WHAT IS BEING ASKED: Any pictures in the records below should be skipped; write out everything else exactly.

■ ■ ■ ■ ■

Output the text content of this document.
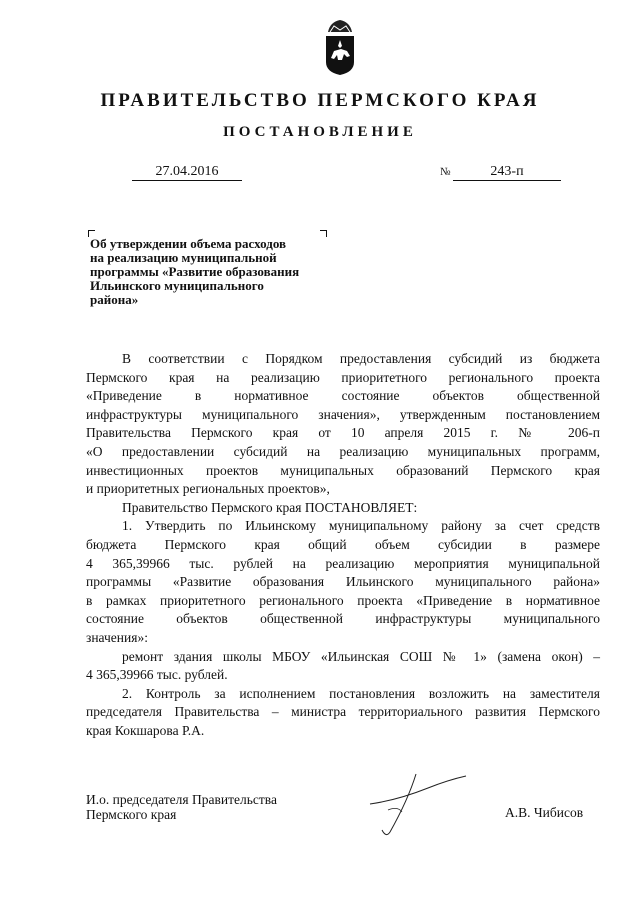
ПРАВИТЕЛЬСТВО ПЕРМСКОГО КРАЯ
ПОСТАНОВЛЕНИЕ
27.04.2016	№	243-п
Об утверждении объема расходов
на реализацию муниципальной
программы «Развитие образования
Ильинского муниципального
района»
В соответствии с Порядком предоставления субсидий из бюджета
Пермского края на реализацию приоритетного регионального проекта
«Приведение в нормативное состояние объектов общественной
инфраструктуры муниципального значения», утвержденным постановлением
Правительства Пермского края от 10 апреля 2015 г. № 206-п
«О предоставлении субсидий на реализацию муниципальных программ,
инвестиционных проектов муниципальных образований Пермского края
и приоритетных региональных проектов»,
Правительство Пермского края ПОСТАНОВЛЯЕТ:
1. Утвердить по Ильинскому муниципальному району за счет средств
бюджета Пермского края общий объем субсидии в размере
4 365,39966 тыс. рублей на реализацию мероприятия муниципальной
программы «Развитие образования Ильинского муниципального района»
в рамках приоритетного регионального проекта «Приведение в нормативное
состояние объектов общественной инфраструктуры муниципального
значения»:
ремонт здания школы МБОУ «Ильинская СОШ № 1» (замена окон) –
4 365,39966 тыс. рублей.
2. Контроль за исполнением постановления возложить на заместителя
председателя Правительства – министра территориального развития Пермского
края Кокшарова Р.А.
И.о. председателя Правительства
Пермского края	А.В. Чибисов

■ ■ ■ ■ ■

COMPLETED EXERCISE:
Output the text content of this document.
ПРАВИТЕЛЬСТВО ПЕРМСКОГО КРАЯ
ПОСТАНОВЛЕНИЕ
27.04.2016	№	243-п
Об утверждении объема расходов
на реализацию муниципальной
программы «Развитие образования
Ильинского муниципального
района»
В соответствии с Порядком предоставления субсидий из бюджета
Пермского края на реализацию приоритетного регионального проекта
«Приведение в нормативное состояние объектов общественной
инфраструктуры муниципального значения», утвержденным постановлением
Правительства Пермского края от 10 апреля 2015 г. № 206-п
«О предоставлении субсидий на реализацию муниципальных программ,
инвестиционных проектов муниципальных образований Пермского края
и приоритетных региональных проектов»,
Правительство Пермского края ПОСТАНОВЛЯЕТ:
1. Утвердить по Ильинскому муниципальному району за счет средств
бюджета Пермского края общий объем субсидии в размере
4 365,39966 тыс. рублей на реализацию мероприятия муниципальной
программы «Развитие образования Ильинского муниципального района»
в рамках приоритетного регионального проекта «Приведение в нормативное
состояние объектов общественной инфраструктуры муниципального
значения»:
ремонт здания школы МБОУ «Ильинская СОШ № 1» (замена окон) –
4 365,39966 тыс. рублей.
2. Контроль за исполнением постановления возложить на заместителя
председателя Правительства – министра территориального развития Пермского
края Кокшарова Р.А.
И.о. председателя Правительства
Пермского края	А.В. Чибисов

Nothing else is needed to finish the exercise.